◆ **Given instruction**
Your task is to give the number of lines in the listing that include "trasladarse", and nothing else.

◆ **Stored records**
◆ ◆ ◆ ◆ ◆ ◆ ◆

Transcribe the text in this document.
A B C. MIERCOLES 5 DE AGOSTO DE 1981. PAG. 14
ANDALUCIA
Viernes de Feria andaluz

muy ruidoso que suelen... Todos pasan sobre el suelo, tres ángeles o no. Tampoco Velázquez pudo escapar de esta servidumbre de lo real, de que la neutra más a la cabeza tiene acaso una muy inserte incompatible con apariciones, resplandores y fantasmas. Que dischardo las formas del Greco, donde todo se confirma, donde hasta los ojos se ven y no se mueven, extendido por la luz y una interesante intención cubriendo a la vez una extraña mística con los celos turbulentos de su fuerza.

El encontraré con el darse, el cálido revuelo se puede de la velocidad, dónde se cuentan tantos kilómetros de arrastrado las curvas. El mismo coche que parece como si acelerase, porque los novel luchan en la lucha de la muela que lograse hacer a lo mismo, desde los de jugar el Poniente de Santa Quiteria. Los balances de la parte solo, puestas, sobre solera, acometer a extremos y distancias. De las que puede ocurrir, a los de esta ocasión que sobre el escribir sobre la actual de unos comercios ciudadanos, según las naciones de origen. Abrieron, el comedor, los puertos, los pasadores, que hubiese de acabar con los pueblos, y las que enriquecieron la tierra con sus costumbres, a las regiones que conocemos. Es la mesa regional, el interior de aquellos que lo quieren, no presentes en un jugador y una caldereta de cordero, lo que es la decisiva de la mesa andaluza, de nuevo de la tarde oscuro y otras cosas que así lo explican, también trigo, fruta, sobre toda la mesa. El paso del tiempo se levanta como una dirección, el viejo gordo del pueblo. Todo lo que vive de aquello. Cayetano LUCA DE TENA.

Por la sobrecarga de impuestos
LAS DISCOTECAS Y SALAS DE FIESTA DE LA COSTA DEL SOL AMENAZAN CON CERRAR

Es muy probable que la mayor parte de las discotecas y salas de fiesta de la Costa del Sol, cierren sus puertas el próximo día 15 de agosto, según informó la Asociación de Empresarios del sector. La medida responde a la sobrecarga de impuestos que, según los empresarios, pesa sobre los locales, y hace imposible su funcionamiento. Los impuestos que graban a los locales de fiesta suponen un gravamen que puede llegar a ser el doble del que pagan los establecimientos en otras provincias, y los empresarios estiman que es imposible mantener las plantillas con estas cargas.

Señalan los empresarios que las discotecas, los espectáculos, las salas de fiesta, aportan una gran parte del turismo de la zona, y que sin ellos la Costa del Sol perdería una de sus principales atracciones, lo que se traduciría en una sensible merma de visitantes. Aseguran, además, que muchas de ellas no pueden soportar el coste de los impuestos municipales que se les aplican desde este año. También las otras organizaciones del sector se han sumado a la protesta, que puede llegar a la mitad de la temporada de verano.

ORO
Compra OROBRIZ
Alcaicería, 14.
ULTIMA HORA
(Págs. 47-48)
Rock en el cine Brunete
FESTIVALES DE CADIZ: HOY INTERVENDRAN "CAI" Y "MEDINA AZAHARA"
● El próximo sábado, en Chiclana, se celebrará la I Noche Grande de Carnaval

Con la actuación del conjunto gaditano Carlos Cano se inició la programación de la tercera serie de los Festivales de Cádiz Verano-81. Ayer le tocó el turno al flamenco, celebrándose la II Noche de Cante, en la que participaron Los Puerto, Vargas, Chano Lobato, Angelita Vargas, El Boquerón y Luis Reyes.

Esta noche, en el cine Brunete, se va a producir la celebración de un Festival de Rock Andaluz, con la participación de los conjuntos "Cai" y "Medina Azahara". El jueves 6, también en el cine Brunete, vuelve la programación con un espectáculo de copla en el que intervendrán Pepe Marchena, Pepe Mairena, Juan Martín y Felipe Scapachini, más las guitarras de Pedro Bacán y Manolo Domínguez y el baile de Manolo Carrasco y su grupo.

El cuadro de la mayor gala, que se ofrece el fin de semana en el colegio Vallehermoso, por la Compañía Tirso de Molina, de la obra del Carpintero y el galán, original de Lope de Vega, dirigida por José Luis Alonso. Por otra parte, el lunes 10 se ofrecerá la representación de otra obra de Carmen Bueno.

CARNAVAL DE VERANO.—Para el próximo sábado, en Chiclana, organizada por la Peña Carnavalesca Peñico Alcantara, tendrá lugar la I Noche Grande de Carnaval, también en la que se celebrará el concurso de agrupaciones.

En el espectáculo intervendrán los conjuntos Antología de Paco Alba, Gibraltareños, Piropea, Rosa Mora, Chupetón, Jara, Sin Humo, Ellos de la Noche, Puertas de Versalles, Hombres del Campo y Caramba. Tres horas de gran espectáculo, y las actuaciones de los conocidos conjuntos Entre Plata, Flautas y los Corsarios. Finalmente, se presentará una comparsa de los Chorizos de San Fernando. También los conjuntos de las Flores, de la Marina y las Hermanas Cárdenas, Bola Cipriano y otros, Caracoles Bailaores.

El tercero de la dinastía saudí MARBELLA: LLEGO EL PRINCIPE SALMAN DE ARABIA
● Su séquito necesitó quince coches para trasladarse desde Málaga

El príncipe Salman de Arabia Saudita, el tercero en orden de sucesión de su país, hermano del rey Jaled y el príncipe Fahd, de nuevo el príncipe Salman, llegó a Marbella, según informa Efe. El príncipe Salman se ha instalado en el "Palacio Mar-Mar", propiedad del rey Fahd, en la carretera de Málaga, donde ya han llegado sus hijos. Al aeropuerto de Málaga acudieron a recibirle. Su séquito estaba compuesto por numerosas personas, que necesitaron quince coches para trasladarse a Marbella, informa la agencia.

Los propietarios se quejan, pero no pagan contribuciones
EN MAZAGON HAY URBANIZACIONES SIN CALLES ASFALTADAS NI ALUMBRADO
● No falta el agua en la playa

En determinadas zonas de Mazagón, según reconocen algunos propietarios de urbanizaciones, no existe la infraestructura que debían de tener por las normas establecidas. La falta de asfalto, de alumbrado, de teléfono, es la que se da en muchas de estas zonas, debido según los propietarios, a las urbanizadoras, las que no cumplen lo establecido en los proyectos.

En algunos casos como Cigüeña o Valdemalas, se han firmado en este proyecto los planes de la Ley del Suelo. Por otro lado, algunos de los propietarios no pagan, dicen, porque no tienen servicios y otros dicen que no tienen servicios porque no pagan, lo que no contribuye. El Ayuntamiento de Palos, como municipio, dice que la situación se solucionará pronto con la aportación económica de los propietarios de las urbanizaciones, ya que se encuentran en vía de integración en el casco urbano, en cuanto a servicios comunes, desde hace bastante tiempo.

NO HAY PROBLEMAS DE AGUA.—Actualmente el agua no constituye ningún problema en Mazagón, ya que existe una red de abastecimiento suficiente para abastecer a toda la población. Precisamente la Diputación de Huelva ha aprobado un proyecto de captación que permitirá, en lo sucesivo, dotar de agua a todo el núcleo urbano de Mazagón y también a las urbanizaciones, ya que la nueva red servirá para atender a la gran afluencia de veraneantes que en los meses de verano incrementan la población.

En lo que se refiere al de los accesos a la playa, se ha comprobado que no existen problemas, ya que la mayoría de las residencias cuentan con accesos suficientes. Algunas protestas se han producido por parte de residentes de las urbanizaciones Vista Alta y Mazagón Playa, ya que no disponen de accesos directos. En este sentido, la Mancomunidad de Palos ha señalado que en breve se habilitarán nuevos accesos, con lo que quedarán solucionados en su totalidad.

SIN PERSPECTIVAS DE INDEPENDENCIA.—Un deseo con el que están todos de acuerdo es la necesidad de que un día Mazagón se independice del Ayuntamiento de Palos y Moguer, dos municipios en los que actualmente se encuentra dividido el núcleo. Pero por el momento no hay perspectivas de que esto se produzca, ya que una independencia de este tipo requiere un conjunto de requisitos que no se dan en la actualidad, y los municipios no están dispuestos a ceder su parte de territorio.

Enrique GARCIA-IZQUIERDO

◆ ◆ ◆ ◆ ◆ ◆ ◆

◆ **The output**
2